Exercise requirements: Write out the full set of records below exactly.

— BEGIN Given records —

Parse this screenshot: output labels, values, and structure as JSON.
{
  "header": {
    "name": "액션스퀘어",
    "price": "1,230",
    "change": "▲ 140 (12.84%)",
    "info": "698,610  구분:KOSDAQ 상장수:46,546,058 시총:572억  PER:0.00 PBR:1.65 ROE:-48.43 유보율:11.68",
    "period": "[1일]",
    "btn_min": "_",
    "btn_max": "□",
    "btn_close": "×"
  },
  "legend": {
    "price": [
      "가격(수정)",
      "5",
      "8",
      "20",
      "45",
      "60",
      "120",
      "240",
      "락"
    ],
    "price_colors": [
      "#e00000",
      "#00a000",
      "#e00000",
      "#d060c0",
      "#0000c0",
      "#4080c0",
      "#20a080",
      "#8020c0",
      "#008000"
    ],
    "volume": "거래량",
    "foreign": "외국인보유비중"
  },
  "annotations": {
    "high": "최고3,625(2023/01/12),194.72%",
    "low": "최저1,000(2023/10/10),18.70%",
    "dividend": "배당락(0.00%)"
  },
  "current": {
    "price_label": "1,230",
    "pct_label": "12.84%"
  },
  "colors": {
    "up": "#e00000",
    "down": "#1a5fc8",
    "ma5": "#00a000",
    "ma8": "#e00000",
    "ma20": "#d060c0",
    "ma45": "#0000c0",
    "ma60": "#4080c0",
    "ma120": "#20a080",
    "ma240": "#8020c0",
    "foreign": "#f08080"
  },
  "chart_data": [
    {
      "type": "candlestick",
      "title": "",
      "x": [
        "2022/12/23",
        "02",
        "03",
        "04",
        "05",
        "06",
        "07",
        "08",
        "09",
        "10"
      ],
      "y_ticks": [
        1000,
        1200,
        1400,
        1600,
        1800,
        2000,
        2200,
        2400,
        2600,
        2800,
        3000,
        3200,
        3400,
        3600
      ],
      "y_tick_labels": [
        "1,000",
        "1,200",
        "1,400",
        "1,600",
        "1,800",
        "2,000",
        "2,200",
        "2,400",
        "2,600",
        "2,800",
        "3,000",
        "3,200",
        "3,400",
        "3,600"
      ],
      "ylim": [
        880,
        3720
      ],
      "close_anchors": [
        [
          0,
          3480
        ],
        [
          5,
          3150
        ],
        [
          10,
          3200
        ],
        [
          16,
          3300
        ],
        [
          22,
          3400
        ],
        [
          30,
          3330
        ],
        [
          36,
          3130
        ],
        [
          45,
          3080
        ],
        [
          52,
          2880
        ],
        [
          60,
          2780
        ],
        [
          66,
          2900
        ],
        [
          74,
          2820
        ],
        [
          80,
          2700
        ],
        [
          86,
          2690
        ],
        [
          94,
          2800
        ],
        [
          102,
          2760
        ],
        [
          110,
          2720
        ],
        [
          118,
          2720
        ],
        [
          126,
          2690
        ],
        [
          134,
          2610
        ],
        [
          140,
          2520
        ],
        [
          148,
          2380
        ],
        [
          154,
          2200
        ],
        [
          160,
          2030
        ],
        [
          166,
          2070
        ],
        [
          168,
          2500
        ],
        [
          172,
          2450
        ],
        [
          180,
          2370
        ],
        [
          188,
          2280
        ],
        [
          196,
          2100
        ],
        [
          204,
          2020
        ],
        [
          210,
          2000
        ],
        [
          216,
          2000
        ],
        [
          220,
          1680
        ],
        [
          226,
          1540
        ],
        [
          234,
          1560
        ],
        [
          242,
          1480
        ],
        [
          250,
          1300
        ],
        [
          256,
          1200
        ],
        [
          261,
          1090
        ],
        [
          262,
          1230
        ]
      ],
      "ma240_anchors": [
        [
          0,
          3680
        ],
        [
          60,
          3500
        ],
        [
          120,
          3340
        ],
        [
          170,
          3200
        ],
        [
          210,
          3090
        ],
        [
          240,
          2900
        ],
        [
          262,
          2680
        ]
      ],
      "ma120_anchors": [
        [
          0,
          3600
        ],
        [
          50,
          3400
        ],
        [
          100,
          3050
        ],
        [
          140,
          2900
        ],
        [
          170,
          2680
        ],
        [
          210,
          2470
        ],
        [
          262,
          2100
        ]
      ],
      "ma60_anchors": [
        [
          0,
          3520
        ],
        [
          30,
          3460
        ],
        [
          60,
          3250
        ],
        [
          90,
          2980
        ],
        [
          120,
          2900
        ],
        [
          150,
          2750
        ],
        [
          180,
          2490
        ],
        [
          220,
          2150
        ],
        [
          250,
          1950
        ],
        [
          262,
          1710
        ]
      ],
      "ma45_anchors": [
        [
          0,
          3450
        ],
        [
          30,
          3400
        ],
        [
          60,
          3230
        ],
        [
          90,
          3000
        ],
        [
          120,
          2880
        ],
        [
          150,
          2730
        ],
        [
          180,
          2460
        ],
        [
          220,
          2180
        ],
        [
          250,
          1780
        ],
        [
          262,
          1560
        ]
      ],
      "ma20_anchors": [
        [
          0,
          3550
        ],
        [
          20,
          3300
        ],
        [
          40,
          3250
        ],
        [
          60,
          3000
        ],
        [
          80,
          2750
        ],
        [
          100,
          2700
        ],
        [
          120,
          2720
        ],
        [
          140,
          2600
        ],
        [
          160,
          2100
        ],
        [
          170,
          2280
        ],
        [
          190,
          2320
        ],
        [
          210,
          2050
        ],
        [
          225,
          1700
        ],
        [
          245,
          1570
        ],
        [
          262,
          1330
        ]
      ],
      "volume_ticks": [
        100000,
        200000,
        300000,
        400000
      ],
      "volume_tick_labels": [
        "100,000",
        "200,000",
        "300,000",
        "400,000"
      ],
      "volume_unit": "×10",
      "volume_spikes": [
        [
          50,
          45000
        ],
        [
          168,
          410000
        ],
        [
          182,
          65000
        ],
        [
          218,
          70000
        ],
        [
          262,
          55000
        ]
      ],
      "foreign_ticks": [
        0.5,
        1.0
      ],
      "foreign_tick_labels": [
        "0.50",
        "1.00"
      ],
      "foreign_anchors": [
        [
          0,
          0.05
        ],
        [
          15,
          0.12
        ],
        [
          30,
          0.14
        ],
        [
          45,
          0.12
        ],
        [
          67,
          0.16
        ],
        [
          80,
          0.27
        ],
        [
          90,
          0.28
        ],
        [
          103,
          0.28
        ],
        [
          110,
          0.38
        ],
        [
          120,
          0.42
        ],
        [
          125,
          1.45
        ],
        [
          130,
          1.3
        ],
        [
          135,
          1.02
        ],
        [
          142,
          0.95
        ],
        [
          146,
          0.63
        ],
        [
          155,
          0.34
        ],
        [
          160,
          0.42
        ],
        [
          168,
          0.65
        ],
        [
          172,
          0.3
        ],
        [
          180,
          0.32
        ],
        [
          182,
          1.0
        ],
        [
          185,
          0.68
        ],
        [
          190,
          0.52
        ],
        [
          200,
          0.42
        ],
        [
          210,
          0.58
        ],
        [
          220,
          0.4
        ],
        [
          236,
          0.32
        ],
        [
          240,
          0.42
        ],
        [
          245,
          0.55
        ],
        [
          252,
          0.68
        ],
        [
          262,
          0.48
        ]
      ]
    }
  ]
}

— END Given records —

The output:
Parse this screenshot: output labels, values, and structure as JSON.
{
  "header": {
    "name": "액션스퀘어",
    "price": "1,230",
    "change": "▲ 140 (12.84%)",
    "info": "698,610  구분:KOSDAQ 상장수:46,546,058 시총:572억  PER:0.00 PBR:1.65 ROE:-48.43 유보율:11.68",
    "period": "[1일]",
    "btn_min": "_",
    "btn_max": "□",
    "btn_close": "×"
  },
  "legend": {
    "price": [
      "가격(수정)",
      "5",
      "8",
      "20",
      "45",
      "60",
      "120",
      "240",
      "락"
    ],
    "price_colors": [
      "#e00000",
      "#00a000",
      "#e00000",
      "#d060c0",
      "#0000c0",
      "#4080c0",
      "#20a080",
      "#8020c0",
      "#008000"
    ],
    "volume": "거래량",
    "foreign": "외국인보유비중"
  },
  "annotations": {
    "high": "최고3,625(2023/01/12),194.72%",
    "low": "최저1,000(2023/10/10),18.70%",
    "dividend": "배당락(0.00%)"
  },
  "current": {
    "price_label": "1,230",
    "pct_label": "12.84%"
  },
  "colors": {
    "up": "#e00000",
    "down": "#1a5fc8",
    "ma5": "#00a000",
    "ma8": "#e00000",
    "ma20": "#d060c0",
    "ma45": "#0000c0",
    "ma60": "#4080c0",
    "ma120": "#20a080",
    "ma240": "#8020c0",
    "foreign": "#f08080"
  },
  "chart_data": [
    {
      "type": "candlestick",
      "title": "",
      "x": [
        "2022/12/23",
        "02",
        "03",
        "04",
        "05",
        "06",
        "07",
        "08",
        "09",
        "10"
      ],
      "y_ticks": [
        1000,
        1200,
        1400,
        1600,
        1800,
        2000,
        2200,
        2400,
        2600,
        2800,
        3000,
        3200,
        3400,
        3600
      ],
      "y_tick_labels": [
        "1,000",
        "1,200",
        "1,400",
        "1,600",
        "1,800",
        "2,000",
        "2,200",
        "2,400",
        "2,600",
        "2,800",
        "3,000",
        "3,200",
        "3,400",
        "3,600"
      ],
      "ylim": [
        880,
        3720
      ],
      "close_anchors": [
        [
          0,
          3480
        ],
        [
          5,
          3150
        ],
        [
          10,
          3200
        ],
        [
          16,
          3300
        ],
        [
          22,
          3400
        ],
        [
          30,
          3330
        ],
        [
          36,
          3130
        ],
        [
          45,
          3080
        ],
        [
          52,
          2880
        ],
        [
          60,
          2780
        ],
        [
          66,
          2900
        ],
        [
          74,
          2820
        ],
        [
          80,
          2700
        ],
        [
          86,
          2690
        ],
        [
          94,
          2800
        ],
        [
          102,
          2760
        ],
        [
          110,
          2720
        ],
        [
          118,
          2720
        ],
        [
          126,
          2690
        ],
        [
          134,
          2610
        ],
        [
          140,
          2520
        ],
        [
          148,
          2380
        ],
        [
          154,
          2200
        ],
        [
          160,
          2030
        ],
        [
          166,
          2070
        ],
        [
          168,
          2500
        ],
        [
          172,
          2450
        ],
        [
          180,
          2370
        ],
        [
          188,
          2280
        ],
        [
          196,
          2100
        ],
        [
          204,
          2020
        ],
        [
          210,
          2000
        ],
        [
          216,
          2000
        ],
        [
          220,
          1680
        ],
        [
          226,
          1540
        ],
        [
          234,
          1560
        ],
        [
          242,
          1480
        ],
        [
          250,
          1300
        ],
        [
          256,
          1200
        ],
        [
          261,
          1090
        ],
        [
          262,
          1230
        ]
      ],
      "ma240_anchors": [
        [
          0,
          3680
        ],
        [
          60,
          3500
        ],
        [
          120,
          3340
        ],
        [
          170,
          3200
        ],
        [
          210,
          3090
        ],
        [
          240,
          2900
        ],
        [
          262,
          2680
        ]
      ],
      "ma120_anchors": [
        [
          0,
          3600
        ],
        [
          50,
          3400
        ],
        [
          100,
          3050
        ],
        [
          140,
          2900
        ],
        [
          170,
          2680
        ],
        [
          210,
          2470
        ],
        [
          262,
          2100
        ]
      ],
      "ma60_anchors": [
        [
          0,
          3520
        ],
        [
          30,
          3460
        ],
        [
          60,
          3250
        ],
        [
          90,
          2980
        ],
        [
          120,
          2900
        ],
        [
          150,
          2750
        ],
        [
          180,
          2490
        ],
        [
          220,
          2150
        ],
        [
          250,
          1950
        ],
        [
          262,
          1710
        ]
      ],
      "ma45_anchors": [
        [
          0,
          3450
        ],
        [
          30,
          3400
        ],
        [
          60,
          3230
        ],
        [
          90,
          3000
        ],
        [
          120,
          2880
        ],
        [
          150,
          2730
        ],
        [
          180,
          2460
        ],
        [
          220,
          2180
        ],
        [
          250,
          1780
        ],
        [
          262,
          1560
        ]
      ],
      "ma20_anchors": [
        [
          0,
          3550
        ],
        [
          20,
          3300
        ],
        [
          40,
          3250
        ],
        [
          60,
          3000
        ],
        [
          80,
          2750
        ],
        [
          100,
          2700
        ],
        [
          120,
          2720
        ],
        [
          140,
          2600
        ],
        [
          160,
          2100
        ],
        [
          170,
          2280
        ],
        [
          190,
          2320
        ],
        [
          210,
          2050
        ],
        [
          225,
          1700
        ],
        [
          245,
          1570
        ],
        [
          262,
          1330
        ]
      ],
      "volume_ticks": [
        100000,
        200000,
        300000,
        400000
      ],
      "volume_tick_labels": [
        "100,000",
        "200,000",
        "300,000",
        "400,000"
      ],
      "volume_unit": "×10",
      "volume_spikes": [
        [
          50,
          45000
        ],
        [
          168,
          410000
        ],
        [
          182,
          65000
        ],
        [
          218,
          70000
        ],
        [
          262,
          55000
        ]
      ],
      "foreign_ticks": [
        0.5,
        1.0
      ],
      "foreign_tick_labels": [
        "0.50",
        "1.00"
      ],
      "foreign_anchors": [
        [
          0,
          0.05
        ],
        [
          15,
          0.12
        ],
        [
          30,
          0.14
        ],
        [
          45,
          0.12
        ],
        [
          67,
          0.16
        ],
        [
          80,
          0.27
        ],
        [
          90,
          0.28
        ],
        [
          103,
          0.28
        ],
        [
          110,
          0.38
        ],
        [
          120,
          0.42
        ],
        [
          125,
          1.45
        ],
        [
          130,
          1.3
        ],
        [
          135,
          1.02
        ],
        [
          142,
          0.95
        ],
        [
          146,
          0.63
        ],
        [
          155,
          0.34
        ],
        [
          160,
          0.42
        ],
        [
          168,
          0.65
        ],
        [
          172,
          0.3
        ],
        [
          180,
          0.32
        ],
        [
          182,
          1.0
        ],
        [
          185,
          0.68
        ],
        [
          190,
          0.52
        ],
        [
          200,
          0.42
        ],
        [
          210,
          0.58
        ],
        [
          220,
          0.4
        ],
        [
          236,
          0.32
        ],
        [
          240,
          0.42
        ],
        [
          245,
          0.55
        ],
        [
          252,
          0.68
        ],
        [
          262,
          0.48
        ]
      ]
    }
  ]
}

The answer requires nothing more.